[Start of EXTRACTED DATA]

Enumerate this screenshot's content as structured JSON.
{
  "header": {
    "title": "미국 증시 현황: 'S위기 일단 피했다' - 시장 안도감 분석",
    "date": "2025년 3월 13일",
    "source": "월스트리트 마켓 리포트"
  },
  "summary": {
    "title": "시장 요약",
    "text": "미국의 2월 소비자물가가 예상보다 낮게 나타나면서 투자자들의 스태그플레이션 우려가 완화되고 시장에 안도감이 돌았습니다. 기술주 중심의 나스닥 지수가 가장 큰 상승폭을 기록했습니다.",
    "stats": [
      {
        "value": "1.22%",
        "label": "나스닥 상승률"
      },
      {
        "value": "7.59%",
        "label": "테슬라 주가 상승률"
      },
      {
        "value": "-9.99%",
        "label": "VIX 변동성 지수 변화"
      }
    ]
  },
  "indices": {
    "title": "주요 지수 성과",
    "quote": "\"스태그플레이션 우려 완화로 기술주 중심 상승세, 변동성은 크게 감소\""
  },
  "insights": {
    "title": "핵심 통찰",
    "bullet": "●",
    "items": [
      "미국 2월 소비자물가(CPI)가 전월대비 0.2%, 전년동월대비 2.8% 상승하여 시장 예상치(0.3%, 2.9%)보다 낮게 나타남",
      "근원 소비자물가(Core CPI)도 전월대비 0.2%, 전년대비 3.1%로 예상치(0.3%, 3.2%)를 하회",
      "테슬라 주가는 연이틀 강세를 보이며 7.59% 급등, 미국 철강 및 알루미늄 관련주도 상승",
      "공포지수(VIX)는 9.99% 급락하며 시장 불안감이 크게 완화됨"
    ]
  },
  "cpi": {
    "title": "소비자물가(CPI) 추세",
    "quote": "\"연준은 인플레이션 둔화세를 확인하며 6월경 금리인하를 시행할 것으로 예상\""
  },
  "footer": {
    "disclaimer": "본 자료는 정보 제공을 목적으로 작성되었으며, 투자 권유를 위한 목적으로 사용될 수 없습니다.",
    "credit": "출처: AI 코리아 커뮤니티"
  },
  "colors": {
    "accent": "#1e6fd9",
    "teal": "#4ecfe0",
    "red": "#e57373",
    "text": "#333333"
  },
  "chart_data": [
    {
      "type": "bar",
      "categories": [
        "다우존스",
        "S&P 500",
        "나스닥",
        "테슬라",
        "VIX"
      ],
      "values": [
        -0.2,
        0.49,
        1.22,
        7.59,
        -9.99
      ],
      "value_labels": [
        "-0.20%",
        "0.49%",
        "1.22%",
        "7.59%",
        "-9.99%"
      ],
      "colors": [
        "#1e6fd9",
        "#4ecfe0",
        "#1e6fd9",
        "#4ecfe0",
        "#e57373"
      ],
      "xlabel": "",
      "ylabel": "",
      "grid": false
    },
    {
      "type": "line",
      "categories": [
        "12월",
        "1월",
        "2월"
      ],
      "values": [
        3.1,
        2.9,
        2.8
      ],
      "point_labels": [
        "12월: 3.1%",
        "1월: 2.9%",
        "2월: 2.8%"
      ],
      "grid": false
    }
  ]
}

[End of EXTRACTED DATA]

Repeat all of the records above exactly as written.

#### EXERCISE OUTPUT:
Enumerate this screenshot's content as structured JSON.
{
  "header": {
    "title": "미국 증시 현황: 'S위기 일단 피했다' - 시장 안도감 분석",
    "date": "2025년 3월 13일",
    "source": "월스트리트 마켓 리포트"
  },
  "summary": {
    "title": "시장 요약",
    "text": "미국의 2월 소비자물가가 예상보다 낮게 나타나면서 투자자들의 스태그플레이션 우려가 완화되고 시장에 안도감이 돌았습니다. 기술주 중심의 나스닥 지수가 가장 큰 상승폭을 기록했습니다.",
    "stats": [
      {
        "value": "1.22%",
        "label": "나스닥 상승률"
      },
      {
        "value": "7.59%",
        "label": "테슬라 주가 상승률"
      },
      {
        "value": "-9.99%",
        "label": "VIX 변동성 지수 변화"
      }
    ]
  },
  "indices": {
    "title": "주요 지수 성과",
    "quote": "\"스태그플레이션 우려 완화로 기술주 중심 상승세, 변동성은 크게 감소\""
  },
  "insights": {
    "title": "핵심 통찰",
    "bullet": "●",
    "items": [
      "미국 2월 소비자물가(CPI)가 전월대비 0.2%, 전년동월대비 2.8% 상승하여 시장 예상치(0.3%, 2.9%)보다 낮게 나타남",
      "근원 소비자물가(Core CPI)도 전월대비 0.2%, 전년대비 3.1%로 예상치(0.3%, 3.2%)를 하회",
      "테슬라 주가는 연이틀 강세를 보이며 7.59% 급등, 미국 철강 및 알루미늄 관련주도 상승",
      "공포지수(VIX)는 9.99% 급락하며 시장 불안감이 크게 완화됨"
    ]
  },
  "cpi": {
    "title": "소비자물가(CPI) 추세",
    "quote": "\"연준은 인플레이션 둔화세를 확인하며 6월경 금리인하를 시행할 것으로 예상\""
  },
  "footer": {
    "disclaimer": "본 자료는 정보 제공을 목적으로 작성되었으며, 투자 권유를 위한 목적으로 사용될 수 없습니다.",
    "credit": "출처: AI 코리아 커뮤니티"
  },
  "colors": {
    "accent": "#1e6fd9",
    "teal": "#4ecfe0",
    "red": "#e57373",
    "text": "#333333"
  },
  "chart_data": [
    {
      "type": "bar",
      "categories": [
        "다우존스",
        "S&P 500",
        "나스닥",
        "테슬라",
        "VIX"
      ],
      "values": [
        -0.2,
        0.49,
        1.22,
        7.59,
        -9.99
      ],
      "value_labels": [
        "-0.20%",
        "0.49%",
        "1.22%",
        "7.59%",
        "-9.99%"
      ],
      "colors": [
        "#1e6fd9",
        "#4ecfe0",
        "#1e6fd9",
        "#4ecfe0",
        "#e57373"
      ],
      "xlabel": "",
      "ylabel": "",
      "grid": false
    },
    {
      "type": "line",
      "categories": [
        "12월",
        "1월",
        "2월"
      ],
      "values": [
        3.1,
        2.9,
        2.8
      ],
      "point_labels": [
        "12월: 3.1%",
        "1월: 2.9%",
        "2월: 2.8%"
      ],
      "grid": false
    }
  ]
}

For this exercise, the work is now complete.